### WHAT IS BEING ASKED
Pick out every line with the word "Median" and copy it.

### RECORDS SUPPLIED
________________

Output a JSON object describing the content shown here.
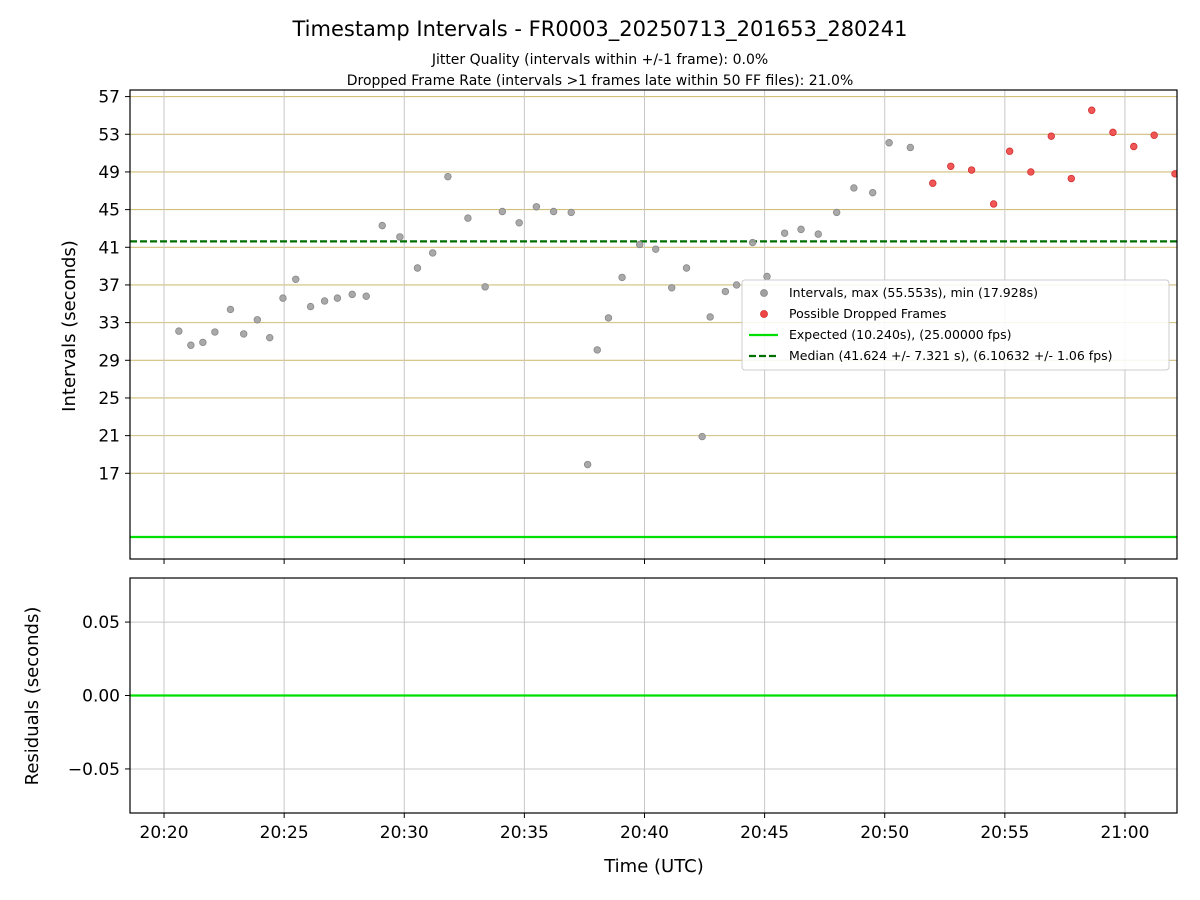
{
  "chart_data": [
    {
      "type": "scatter",
      "title": "Timestamp Intervals - FR0003_20250713_201653_280241",
      "subtitle_lines": [
        "Jitter Quality (intervals within +/-1 frame): 0.0%",
        "Dropped Frame Rate (intervals >1 frames late within 50 FF files): 21.0%"
      ],
      "ylabel": "Intervals (seconds)",
      "xlim": [
        "20:18:35",
        "21:02:10"
      ],
      "ylim": [
        7.9,
        57.7
      ],
      "yticks": [
        "17",
        "21",
        "25",
        "29",
        "33",
        "37",
        "41",
        "45",
        "49",
        "53",
        "57"
      ],
      "xticks": [
        "20:20",
        "20:25",
        "20:30",
        "20:35",
        "20:40",
        "20:45",
        "20:50",
        "20:55",
        "21:00"
      ],
      "grid": true,
      "legend_position": "center-right",
      "legend": [
        "Intervals, max (55.553s), min (17.928s)",
        "Possible Dropped Frames",
        "Expected (10.240s), (25.00000 fps)",
        "Median (41.624 +/- 7.321 s), (6.10632 +/- 1.06 fps)"
      ],
      "series": [
        {
          "name": "Intervals, max (55.553s), min (17.928s)",
          "color": "#a0a0a0",
          "x": [
            "20:20:37",
            "20:21:07",
            "20:21:37",
            "20:22:07",
            "20:22:46",
            "20:23:19",
            "20:23:53",
            "20:24:24",
            "20:24:57",
            "20:25:29",
            "20:26:06",
            "20:26:41",
            "20:27:13",
            "20:27:50",
            "20:28:25",
            "20:29:05",
            "20:29:49",
            "20:30:33",
            "20:31:11",
            "20:31:49",
            "20:32:39",
            "20:33:22",
            "20:34:05",
            "20:34:47",
            "20:35:30",
            "20:36:13",
            "20:36:57",
            "20:37:38",
            "20:38:02",
            "20:38:30",
            "20:39:04",
            "20:39:48",
            "20:40:28",
            "20:41:08",
            "20:41:45",
            "20:42:24",
            "20:42:44",
            "20:43:22",
            "20:43:50",
            "20:44:30",
            "20:45:06",
            "20:45:50",
            "20:46:31",
            "20:47:14",
            "20:48:00",
            "20:48:43",
            "20:49:30",
            "20:50:11",
            "20:51:04"
          ],
          "y": [
            32.1,
            30.6,
            30.9,
            32.0,
            34.4,
            31.8,
            33.3,
            31.4,
            35.6,
            37.6,
            34.7,
            35.3,
            35.6,
            36.0,
            35.8,
            43.3,
            42.1,
            38.8,
            40.4,
            48.5,
            44.1,
            36.8,
            44.8,
            43.6,
            45.3,
            44.8,
            44.7,
            17.93,
            30.1,
            33.5,
            37.8,
            41.3,
            40.8,
            36.7,
            38.8,
            20.9,
            33.6,
            36.3,
            37.0,
            41.5,
            37.9,
            42.5,
            42.9,
            42.4,
            44.7,
            47.3,
            46.8,
            52.1,
            51.6
          ]
        },
        {
          "name": "Possible Dropped Frames",
          "color": "#f04545",
          "x": [
            "20:52:00",
            "20:52:45",
            "20:53:37",
            "20:54:32",
            "20:55:12",
            "20:56:05",
            "20:56:56",
            "20:57:46",
            "20:58:37",
            "20:59:30",
            "21:00:22",
            "21:01:13",
            "21:02:05"
          ],
          "y": [
            47.8,
            49.6,
            49.2,
            45.6,
            51.2,
            49.0,
            52.8,
            48.3,
            55.55,
            53.2,
            51.7,
            52.9,
            48.8
          ]
        }
      ],
      "lines": [
        {
          "name": "Expected (10.240s), (25.00000 fps)",
          "y": 10.24,
          "color": "#00e000",
          "style": "solid"
        },
        {
          "name": "Median (41.624 +/- 7.321 s), (6.10632 +/- 1.06 fps)",
          "y": 41.624,
          "color": "#007000",
          "style": "dashed"
        }
      ]
    },
    {
      "type": "line",
      "ylabel": "Residuals (seconds)",
      "xlabel": "Time (UTC)",
      "xlim": [
        "20:18:35",
        "21:02:10"
      ],
      "ylim": [
        -0.08,
        0.08
      ],
      "yticks": [
        "0.05",
        "0.00",
        "−0.05"
      ],
      "xticks": [
        "20:20",
        "20:25",
        "20:30",
        "20:35",
        "20:40",
        "20:45",
        "20:50",
        "20:55",
        "21:00"
      ],
      "grid": true,
      "lines": [
        {
          "y": 0.0,
          "color": "#00e000",
          "style": "solid"
        }
      ]
    }
  ]
}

________________

### CORRECT OUTPUT
        "Median (41.624 +/- 7.321 s), (6.10632 +/- 1.06 fps)"
          "name": "Median (41.624 +/- 7.321 s), (6.10632 +/- 1.06 fps)",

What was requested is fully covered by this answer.